**Task brief:** Copy out lines with the word "Semiarundinaria" from the material that follows.

─── Information provided

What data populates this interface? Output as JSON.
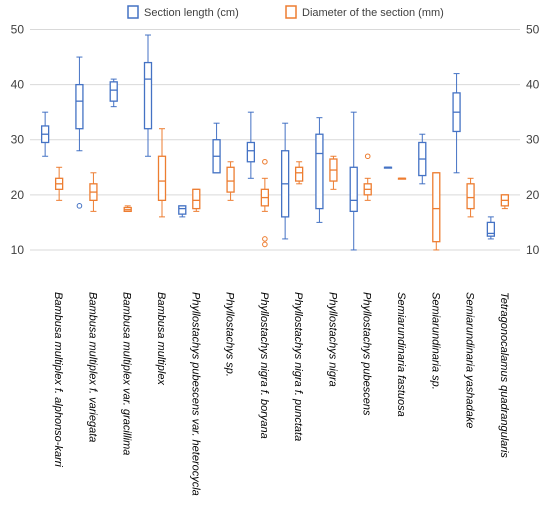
{
  "chart_data": {
    "type": "boxplot",
    "legend_position": "top",
    "categories": [
      "Bambusa multiplex f. alphonso-karri",
      "Bambusa multiplex f. variegata",
      "Bambusa multiplex var. gracillima",
      "Bambusa multiplex",
      "Phyllostachys pubescens var. heterocycla",
      "Phyllostachys sp.",
      "Phyllostachys nigra f. boryana",
      "Phyllostachys nigra f. punctata",
      "Phyllostachys nigra",
      "Phyllostachys pubescens",
      "Semiarundinaria fastuosa",
      "Semiarundinaria sp.",
      "Semiarundinaria yashadake",
      "Tetragonocalamus quadrangularis"
    ],
    "y_ticks": [
      10,
      20,
      30,
      40,
      50
    ],
    "ylim": [
      5,
      51
    ],
    "secondary_y_ticks": [
      10,
      20,
      30,
      40,
      50
    ],
    "series": [
      {
        "name": "Section length (cm)",
        "color": "#4472C4",
        "boxes": [
          {
            "min": 27,
            "q1": 29.5,
            "median": 31,
            "q3": 32.5,
            "max": 35,
            "outliers": []
          },
          {
            "min": 28,
            "q1": 32,
            "median": 37,
            "q3": 40,
            "max": 45,
            "outliers": [
              18
            ]
          },
          {
            "min": 36,
            "q1": 37,
            "median": 39,
            "q3": 40.5,
            "max": 41,
            "outliers": []
          },
          {
            "min": 27,
            "q1": 32,
            "median": 41,
            "q3": 44,
            "max": 49,
            "outliers": []
          },
          {
            "min": 16,
            "q1": 16.5,
            "median": 17.5,
            "q3": 18,
            "max": 18,
            "outliers": []
          },
          {
            "min": 24,
            "q1": 24,
            "median": 27,
            "q3": 30,
            "max": 33,
            "outliers": []
          },
          {
            "min": 23,
            "q1": 26,
            "median": 28,
            "q3": 29.5,
            "max": 35,
            "outliers": []
          },
          {
            "min": 12,
            "q1": 16,
            "median": 22,
            "q3": 28,
            "max": 33,
            "outliers": []
          },
          {
            "min": 15,
            "q1": 17.5,
            "median": 27.5,
            "q3": 31,
            "max": 34,
            "outliers": []
          },
          {
            "min": 10,
            "q1": 17,
            "median": 19,
            "q3": 25,
            "max": 35,
            "outliers": []
          },
          {
            "min": 25,
            "q1": 25,
            "median": 25,
            "q3": 25,
            "max": 25,
            "outliers": []
          },
          {
            "min": 22,
            "q1": 23.5,
            "median": 26.5,
            "q3": 29.5,
            "max": 31,
            "outliers": []
          },
          {
            "min": 24,
            "q1": 31.5,
            "median": 35,
            "q3": 38.5,
            "max": 42,
            "outliers": []
          },
          {
            "min": 12,
            "q1": 12.5,
            "median": 13,
            "q3": 15,
            "max": 16,
            "outliers": []
          }
        ]
      },
      {
        "name": "Diameter of the section (mm)",
        "color": "#ED7D31",
        "boxes": [
          {
            "min": 19,
            "q1": 21,
            "median": 22,
            "q3": 23,
            "max": 25,
            "outliers": []
          },
          {
            "min": 17,
            "q1": 19,
            "median": 20.5,
            "q3": 22,
            "max": 24,
            "outliers": []
          },
          {
            "min": 17,
            "q1": 17,
            "median": 17.3,
            "q3": 17.7,
            "max": 18,
            "outliers": []
          },
          {
            "min": 16,
            "q1": 19,
            "median": 22.5,
            "q3": 27,
            "max": 32,
            "outliers": []
          },
          {
            "min": 17,
            "q1": 17.5,
            "median": 19,
            "q3": 21,
            "max": 21,
            "outliers": []
          },
          {
            "min": 19,
            "q1": 20.5,
            "median": 22.5,
            "q3": 25,
            "max": 26,
            "outliers": []
          },
          {
            "min": 17,
            "q1": 18,
            "median": 19.5,
            "q3": 21,
            "max": 23,
            "outliers": [
              11,
              12,
              26
            ]
          },
          {
            "min": 22,
            "q1": 22.5,
            "median": 24,
            "q3": 25,
            "max": 26,
            "outliers": []
          },
          {
            "min": 21,
            "q1": 22.5,
            "median": 24.5,
            "q3": 26.5,
            "max": 27,
            "outliers": []
          },
          {
            "min": 19,
            "q1": 20,
            "median": 21,
            "q3": 22,
            "max": 23,
            "outliers": [
              27
            ]
          },
          {
            "min": 23,
            "q1": 23,
            "median": 23,
            "q3": 23,
            "max": 23,
            "outliers": []
          },
          {
            "min": 10,
            "q1": 11.5,
            "median": 17.5,
            "q3": 24,
            "max": 24,
            "outliers": []
          },
          {
            "min": 16,
            "q1": 17.5,
            "median": 19.5,
            "q3": 22,
            "max": 23,
            "outliers": []
          },
          {
            "min": 17.5,
            "q1": 18,
            "median": 19,
            "q3": 20,
            "max": 20,
            "outliers": []
          }
        ]
      }
    ]
  }
}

──────

**Result of this task:**
      "Semiarundinaria fastuosa",
      "Semiarundinaria sp.",
      "Semiarundinaria yashadake",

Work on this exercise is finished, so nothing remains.